BMA Develops Securities-Master Database for Fixed Income
The Bond Market Association has taken a big step forward in its quest to develop a securities-master database for fixed-income data. Joseph Sack, executive vice president of the BMA and staff adviser for the committee, says the BMA has selected NEC as the vendor for its hosting facility to store the securities information. In addition, Niteo Partners, a technology-focused consulting firm and wholly owned subsidiary of NEC, has been tapped to work with the BMA and NEC to provide connectivity assistance.
The securities-master database will identify and describe a standard set of details around bond issues. The BMA plans to launch the database as a sort of portal to deliver descriptive information on bonds through a central, standardized database. By standardizing the bond descriptions, the BMA aims to streamline the process of distributing and accessing descriptions of new bond issues - from CUSIP information to yields.

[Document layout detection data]
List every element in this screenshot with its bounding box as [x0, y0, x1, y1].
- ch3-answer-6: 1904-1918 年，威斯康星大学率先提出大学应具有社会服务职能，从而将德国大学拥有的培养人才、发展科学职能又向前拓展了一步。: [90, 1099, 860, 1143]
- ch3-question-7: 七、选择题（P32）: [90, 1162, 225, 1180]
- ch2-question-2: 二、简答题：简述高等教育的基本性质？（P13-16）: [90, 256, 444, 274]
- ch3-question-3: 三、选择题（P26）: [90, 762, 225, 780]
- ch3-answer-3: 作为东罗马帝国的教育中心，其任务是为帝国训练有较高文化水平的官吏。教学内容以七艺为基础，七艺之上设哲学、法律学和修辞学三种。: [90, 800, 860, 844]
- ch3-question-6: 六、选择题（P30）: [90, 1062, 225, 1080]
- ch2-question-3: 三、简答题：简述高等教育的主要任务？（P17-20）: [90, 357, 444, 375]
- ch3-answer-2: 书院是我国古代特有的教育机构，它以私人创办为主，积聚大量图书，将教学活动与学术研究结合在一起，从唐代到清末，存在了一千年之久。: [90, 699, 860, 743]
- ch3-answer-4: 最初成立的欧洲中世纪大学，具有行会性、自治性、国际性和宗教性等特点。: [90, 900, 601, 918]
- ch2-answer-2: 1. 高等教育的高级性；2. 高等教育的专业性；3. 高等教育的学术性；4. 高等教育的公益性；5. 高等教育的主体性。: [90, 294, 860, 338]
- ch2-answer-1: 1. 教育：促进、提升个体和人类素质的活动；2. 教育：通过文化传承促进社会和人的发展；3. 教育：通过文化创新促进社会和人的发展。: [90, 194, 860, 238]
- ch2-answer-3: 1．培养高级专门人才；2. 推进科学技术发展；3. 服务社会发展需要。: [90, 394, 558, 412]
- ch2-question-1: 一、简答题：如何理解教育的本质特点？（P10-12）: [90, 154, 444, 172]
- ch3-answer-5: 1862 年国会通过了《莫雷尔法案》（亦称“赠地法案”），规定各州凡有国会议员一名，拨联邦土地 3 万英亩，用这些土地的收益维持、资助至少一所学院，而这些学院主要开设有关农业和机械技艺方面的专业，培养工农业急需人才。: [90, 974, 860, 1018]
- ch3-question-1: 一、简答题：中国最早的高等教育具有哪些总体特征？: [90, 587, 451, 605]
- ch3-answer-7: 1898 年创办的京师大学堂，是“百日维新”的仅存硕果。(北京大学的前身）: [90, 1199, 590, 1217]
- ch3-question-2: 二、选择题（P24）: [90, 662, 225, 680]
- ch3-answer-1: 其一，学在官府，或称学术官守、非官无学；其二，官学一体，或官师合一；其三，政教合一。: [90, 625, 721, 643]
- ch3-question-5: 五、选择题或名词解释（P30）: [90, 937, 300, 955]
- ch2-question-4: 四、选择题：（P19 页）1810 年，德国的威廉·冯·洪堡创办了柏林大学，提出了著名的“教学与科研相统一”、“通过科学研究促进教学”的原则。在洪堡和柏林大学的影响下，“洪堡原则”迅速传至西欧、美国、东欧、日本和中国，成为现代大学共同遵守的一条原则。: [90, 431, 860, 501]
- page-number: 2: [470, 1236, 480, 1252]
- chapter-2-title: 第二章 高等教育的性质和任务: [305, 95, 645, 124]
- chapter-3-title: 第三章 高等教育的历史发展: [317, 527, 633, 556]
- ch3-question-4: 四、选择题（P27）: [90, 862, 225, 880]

> _What to work on_
Pick up the text on the Bond Market Association's securities-master database where it stops, and carry it forward.

> _Answer to the exercise_
Sack says that firms would then be able to refer calls, which sometimes can number in the hundreds, to the hosting facility's portal where they could access the information in a standardized format. Currently, firms have to deal with multiple information sources for the descriptions, which may not be consistent or complete.
Sack estimates that within three to six months the database service will be ready to begin populating new issues. Initially, the focus will be on municipal bonds and corporate securities but ultimately that will be extended to cover all fixed-income securities. And by the middle of next year, Sacks says, the group will have a better idea of when thedatabase will be live and usable.
WealthTouch Introduces Aggregation Tool
WealthTouch, a Denver-based, wealth-management back-office and consulting firm, has launched a new data-aggregation tool called WealthTouch Portfolio Reporting. The tool handles data aggregation, reconciliation and portfolio reporting while enabling the integration of public and private investments into one reporting system. Rick Higgins, WealthTouch's chief executive officer, says, "We have built a platform that allows us to aggregate data from approximately 1500 financial institutions," noting that the company brings the data feeds into its system and is able to produce reports by slicing and dicing information.
There are three fees involved in using the service: a $2,000 fee to set up the relationship, a $120 per-account fee for interfaces to take in data feeds and allow for downloads, and a service fee. Pricing for the service begins at $25 per month, per account.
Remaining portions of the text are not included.